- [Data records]
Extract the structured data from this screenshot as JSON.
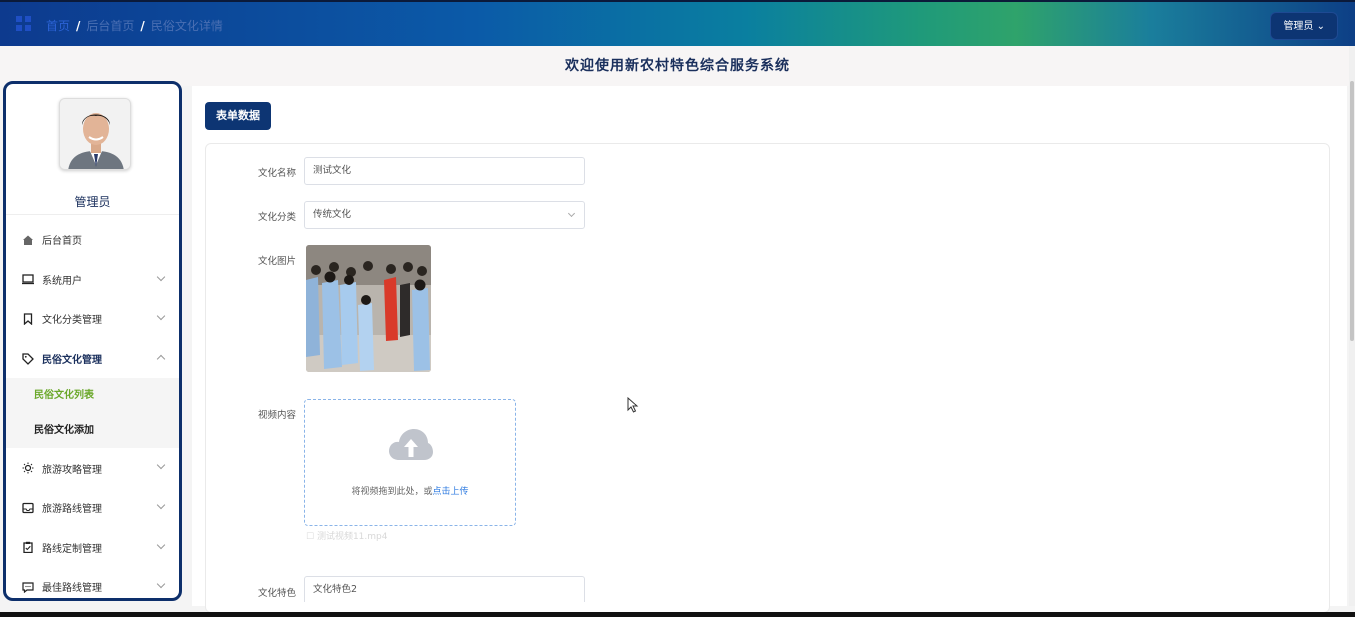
{
  "header": {
    "breadcrumb": [
      "首页",
      "后台首页",
      "民俗文化详情"
    ],
    "separator": "/",
    "admin_label": "管理员 ⌄"
  },
  "welcome": "欢迎使用新农村特色综合服务系统",
  "sidebar": {
    "username": "管理员",
    "items": [
      {
        "label": "后台首页",
        "icon": "home-icon"
      },
      {
        "label": "系统用户",
        "icon": "monitor-icon"
      },
      {
        "label": "文化分类管理",
        "icon": "bookmark-icon"
      },
      {
        "label": "民俗文化管理",
        "icon": "tag-icon"
      },
      {
        "label": "旅游攻略管理",
        "icon": "sun-icon"
      },
      {
        "label": "旅游路线管理",
        "icon": "inbox-icon"
      },
      {
        "label": "路线定制管理",
        "icon": "clipboard-icon"
      },
      {
        "label": "最佳路线管理",
        "icon": "message-icon"
      }
    ],
    "submenu": [
      "民俗文化列表",
      "民俗文化添加"
    ]
  },
  "form": {
    "tab": "表单数据",
    "name_label": "文化名称",
    "name_value": "测试文化",
    "category_label": "文化分类",
    "category_value": "传统文化",
    "image_label": "文化图片",
    "video_label": "视频内容",
    "upload_text": "将视频拖到此处，或",
    "upload_link": "点击上传",
    "uploaded_file": "测试视频11.mp4",
    "feature_label": "文化特色",
    "feature_value": "文化特色2"
  },
  "colors": {
    "navy": "#0d3573",
    "active_green": "#6aa82a",
    "link_blue": "#2c7ae0"
  }
}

- [PROBLEM REQUIREMENTS] Every record must be copied exactly, with images dropped from the result.

- [FINISHED EXERCISE]
Extract the structured data from this screenshot as JSON.
{
  "header": {
    "breadcrumb": [
      "首页",
      "后台首页",
      "民俗文化详情"
    ],
    "separator": "/",
    "admin_label": "管理员 ⌄"
  },
  "welcome": "欢迎使用新农村特色综合服务系统",
  "sidebar": {
    "username": "管理员",
    "items": [
      {
        "label": "后台首页",
        "icon": "home-icon"
      },
      {
        "label": "系统用户",
        "icon": "monitor-icon"
      },
      {
        "label": "文化分类管理",
        "icon": "bookmark-icon"
      },
      {
        "label": "民俗文化管理",
        "icon": "tag-icon"
      },
      {
        "label": "旅游攻略管理",
        "icon": "sun-icon"
      },
      {
        "label": "旅游路线管理",
        "icon": "inbox-icon"
      },
      {
        "label": "路线定制管理",
        "icon": "clipboard-icon"
      },
      {
        "label": "最佳路线管理",
        "icon": "message-icon"
      }
    ],
    "submenu": [
      "民俗文化列表",
      "民俗文化添加"
    ]
  },
  "form": {
    "tab": "表单数据",
    "name_label": "文化名称",
    "name_value": "测试文化",
    "category_label": "文化分类",
    "category_value": "传统文化",
    "image_label": "文化图片",
    "video_label": "视频内容",
    "upload_text": "将视频拖到此处，或",
    "upload_link": "点击上传",
    "uploaded_file": "测试视频11.mp4",
    "feature_label": "文化特色",
    "feature_value": "文化特色2"
  },
  "colors": {
    "navy": "#0d3573",
    "active_green": "#6aa82a",
    "link_blue": "#2c7ae0"
  }
}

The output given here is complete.